WRITTEN INSTRUCTION
In full and without alteration, repeat the material.

— start MATERIAL —

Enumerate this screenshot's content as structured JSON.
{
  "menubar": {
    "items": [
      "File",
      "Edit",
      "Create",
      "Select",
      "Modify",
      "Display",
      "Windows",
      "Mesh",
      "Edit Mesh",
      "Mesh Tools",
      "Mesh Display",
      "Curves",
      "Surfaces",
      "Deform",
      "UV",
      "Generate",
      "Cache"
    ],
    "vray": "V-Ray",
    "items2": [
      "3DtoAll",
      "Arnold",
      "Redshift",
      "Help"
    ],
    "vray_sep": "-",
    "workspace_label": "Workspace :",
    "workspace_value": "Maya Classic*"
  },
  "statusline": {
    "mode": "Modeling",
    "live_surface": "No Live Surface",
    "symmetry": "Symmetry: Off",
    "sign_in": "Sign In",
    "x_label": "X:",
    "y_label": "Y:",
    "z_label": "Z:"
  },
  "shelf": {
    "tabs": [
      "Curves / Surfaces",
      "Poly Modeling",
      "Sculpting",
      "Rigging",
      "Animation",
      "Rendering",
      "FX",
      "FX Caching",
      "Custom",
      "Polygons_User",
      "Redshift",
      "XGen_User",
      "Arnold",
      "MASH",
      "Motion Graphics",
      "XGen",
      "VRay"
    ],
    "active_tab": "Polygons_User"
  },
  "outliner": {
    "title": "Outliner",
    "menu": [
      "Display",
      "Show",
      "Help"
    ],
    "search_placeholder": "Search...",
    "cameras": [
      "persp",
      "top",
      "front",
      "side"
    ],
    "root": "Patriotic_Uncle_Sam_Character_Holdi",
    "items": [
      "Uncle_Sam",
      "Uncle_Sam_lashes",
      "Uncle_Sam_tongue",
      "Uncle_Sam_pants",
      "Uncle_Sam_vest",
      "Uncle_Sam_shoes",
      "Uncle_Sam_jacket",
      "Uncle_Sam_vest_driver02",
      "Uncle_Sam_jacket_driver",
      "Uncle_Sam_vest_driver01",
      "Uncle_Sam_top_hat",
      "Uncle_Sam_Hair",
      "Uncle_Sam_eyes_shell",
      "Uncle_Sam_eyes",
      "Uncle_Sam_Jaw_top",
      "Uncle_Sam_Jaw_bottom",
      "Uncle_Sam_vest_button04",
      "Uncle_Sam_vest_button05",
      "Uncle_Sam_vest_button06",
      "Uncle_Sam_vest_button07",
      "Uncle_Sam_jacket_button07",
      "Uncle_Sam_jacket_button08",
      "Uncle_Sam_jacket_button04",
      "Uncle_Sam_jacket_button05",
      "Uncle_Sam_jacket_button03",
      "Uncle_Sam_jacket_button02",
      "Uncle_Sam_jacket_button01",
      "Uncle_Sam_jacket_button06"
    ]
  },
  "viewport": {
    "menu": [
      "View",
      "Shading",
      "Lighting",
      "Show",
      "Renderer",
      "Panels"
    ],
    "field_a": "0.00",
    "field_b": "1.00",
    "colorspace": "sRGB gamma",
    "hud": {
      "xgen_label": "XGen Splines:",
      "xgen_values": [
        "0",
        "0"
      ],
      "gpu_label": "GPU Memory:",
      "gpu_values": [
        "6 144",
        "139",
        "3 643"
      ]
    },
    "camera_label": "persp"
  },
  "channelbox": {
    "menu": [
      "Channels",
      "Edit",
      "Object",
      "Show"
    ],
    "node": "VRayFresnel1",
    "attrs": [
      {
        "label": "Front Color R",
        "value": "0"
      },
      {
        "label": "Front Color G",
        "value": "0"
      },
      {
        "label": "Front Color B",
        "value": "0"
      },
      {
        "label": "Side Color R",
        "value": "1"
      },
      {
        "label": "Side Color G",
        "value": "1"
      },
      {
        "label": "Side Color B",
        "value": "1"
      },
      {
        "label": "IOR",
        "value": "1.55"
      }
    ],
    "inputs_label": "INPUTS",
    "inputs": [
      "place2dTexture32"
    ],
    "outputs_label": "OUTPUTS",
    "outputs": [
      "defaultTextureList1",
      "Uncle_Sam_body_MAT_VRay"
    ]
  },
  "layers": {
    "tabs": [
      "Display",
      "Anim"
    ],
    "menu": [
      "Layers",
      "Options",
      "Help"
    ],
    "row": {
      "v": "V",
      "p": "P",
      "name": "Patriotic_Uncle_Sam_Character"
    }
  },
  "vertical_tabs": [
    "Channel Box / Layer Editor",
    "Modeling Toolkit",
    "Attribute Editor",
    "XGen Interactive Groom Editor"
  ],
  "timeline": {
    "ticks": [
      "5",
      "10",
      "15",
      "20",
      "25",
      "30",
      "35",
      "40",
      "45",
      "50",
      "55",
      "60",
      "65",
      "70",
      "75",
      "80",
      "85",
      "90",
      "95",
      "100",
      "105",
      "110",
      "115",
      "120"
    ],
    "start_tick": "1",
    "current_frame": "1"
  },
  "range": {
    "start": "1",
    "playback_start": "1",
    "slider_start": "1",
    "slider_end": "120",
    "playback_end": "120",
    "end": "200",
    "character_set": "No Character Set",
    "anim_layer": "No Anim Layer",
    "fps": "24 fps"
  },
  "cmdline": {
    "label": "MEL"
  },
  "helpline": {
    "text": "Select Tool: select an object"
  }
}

— end MATERIAL —

FULL RESPONSE
Enumerate this screenshot's content as structured JSON.
{
  "menubar": {
    "items": [
      "File",
      "Edit",
      "Create",
      "Select",
      "Modify",
      "Display",
      "Windows",
      "Mesh",
      "Edit Mesh",
      "Mesh Tools",
      "Mesh Display",
      "Curves",
      "Surfaces",
      "Deform",
      "UV",
      "Generate",
      "Cache"
    ],
    "vray": "V-Ray",
    "items2": [
      "3DtoAll",
      "Arnold",
      "Redshift",
      "Help"
    ],
    "vray_sep": "-",
    "workspace_label": "Workspace :",
    "workspace_value": "Maya Classic*"
  },
  "statusline": {
    "mode": "Modeling",
    "live_surface": "No Live Surface",
    "symmetry": "Symmetry: Off",
    "sign_in": "Sign In",
    "x_label": "X:",
    "y_label": "Y:",
    "z_label": "Z:"
  },
  "shelf": {
    "tabs": [
      "Curves / Surfaces",
      "Poly Modeling",
      "Sculpting",
      "Rigging",
      "Animation",
      "Rendering",
      "FX",
      "FX Caching",
      "Custom",
      "Polygons_User",
      "Redshift",
      "XGen_User",
      "Arnold",
      "MASH",
      "Motion Graphics",
      "XGen",
      "VRay"
    ],
    "active_tab": "Polygons_User"
  },
  "outliner": {
    "title": "Outliner",
    "menu": [
      "Display",
      "Show",
      "Help"
    ],
    "search_placeholder": "Search...",
    "cameras": [
      "persp",
      "top",
      "front",
      "side"
    ],
    "root": "Patriotic_Uncle_Sam_Character_Holdi",
    "items": [
      "Uncle_Sam",
      "Uncle_Sam_lashes",
      "Uncle_Sam_tongue",
      "Uncle_Sam_pants",
      "Uncle_Sam_vest",
      "Uncle_Sam_shoes",
      "Uncle_Sam_jacket",
      "Uncle_Sam_vest_driver02",
      "Uncle_Sam_jacket_driver",
      "Uncle_Sam_vest_driver01",
      "Uncle_Sam_top_hat",
      "Uncle_Sam_Hair",
      "Uncle_Sam_eyes_shell",
      "Uncle_Sam_eyes",
      "Uncle_Sam_Jaw_top",
      "Uncle_Sam_Jaw_bottom",
      "Uncle_Sam_vest_button04",
      "Uncle_Sam_vest_button05",
      "Uncle_Sam_vest_button06",
      "Uncle_Sam_vest_button07",
      "Uncle_Sam_jacket_button07",
      "Uncle_Sam_jacket_button08",
      "Uncle_Sam_jacket_button04",
      "Uncle_Sam_jacket_button05",
      "Uncle_Sam_jacket_button03",
      "Uncle_Sam_jacket_button02",
      "Uncle_Sam_jacket_button01",
      "Uncle_Sam_jacket_button06"
    ]
  },
  "viewport": {
    "menu": [
      "View",
      "Shading",
      "Lighting",
      "Show",
      "Renderer",
      "Panels"
    ],
    "field_a": "0.00",
    "field_b": "1.00",
    "colorspace": "sRGB gamma",
    "hud": {
      "xgen_label": "XGen Splines:",
      "xgen_values": [
        "0",
        "0"
      ],
      "gpu_label": "GPU Memory:",
      "gpu_values": [
        "6 144",
        "139",
        "3 643"
      ]
    },
    "camera_label": "persp"
  },
  "channelbox": {
    "menu": [
      "Channels",
      "Edit",
      "Object",
      "Show"
    ],
    "node": "VRayFresnel1",
    "attrs": [
      {
        "label": "Front Color R",
        "value": "0"
      },
      {
        "label": "Front Color G",
        "value": "0"
      },
      {
        "label": "Front Color B",
        "value": "0"
      },
      {
        "label": "Side Color R",
        "value": "1"
      },
      {
        "label": "Side Color G",
        "value": "1"
      },
      {
        "label": "Side Color B",
        "value": "1"
      },
      {
        "label": "IOR",
        "value": "1.55"
      }
    ],
    "inputs_label": "INPUTS",
    "inputs": [
      "place2dTexture32"
    ],
    "outputs_label": "OUTPUTS",
    "outputs": [
      "defaultTextureList1",
      "Uncle_Sam_body_MAT_VRay"
    ]
  },
  "layers": {
    "tabs": [
      "Display",
      "Anim"
    ],
    "menu": [
      "Layers",
      "Options",
      "Help"
    ],
    "row": {
      "v": "V",
      "p": "P",
      "name": "Patriotic_Uncle_Sam_Character"
    }
  },
  "vertical_tabs": [
    "Channel Box / Layer Editor",
    "Modeling Toolkit",
    "Attribute Editor",
    "XGen Interactive Groom Editor"
  ],
  "timeline": {
    "ticks": [
      "5",
      "10",
      "15",
      "20",
      "25",
      "30",
      "35",
      "40",
      "45",
      "50",
      "55",
      "60",
      "65",
      "70",
      "75",
      "80",
      "85",
      "90",
      "95",
      "100",
      "105",
      "110",
      "115",
      "120"
    ],
    "start_tick": "1",
    "current_frame": "1"
  },
  "range": {
    "start": "1",
    "playback_start": "1",
    "slider_start": "1",
    "slider_end": "120",
    "playback_end": "120",
    "end": "200",
    "character_set": "No Character Set",
    "anim_layer": "No Anim Layer",
    "fps": "24 fps"
  },
  "cmdline": {
    "label": "MEL"
  },
  "helpline": {
    "text": "Select Tool: select an object"
  }
}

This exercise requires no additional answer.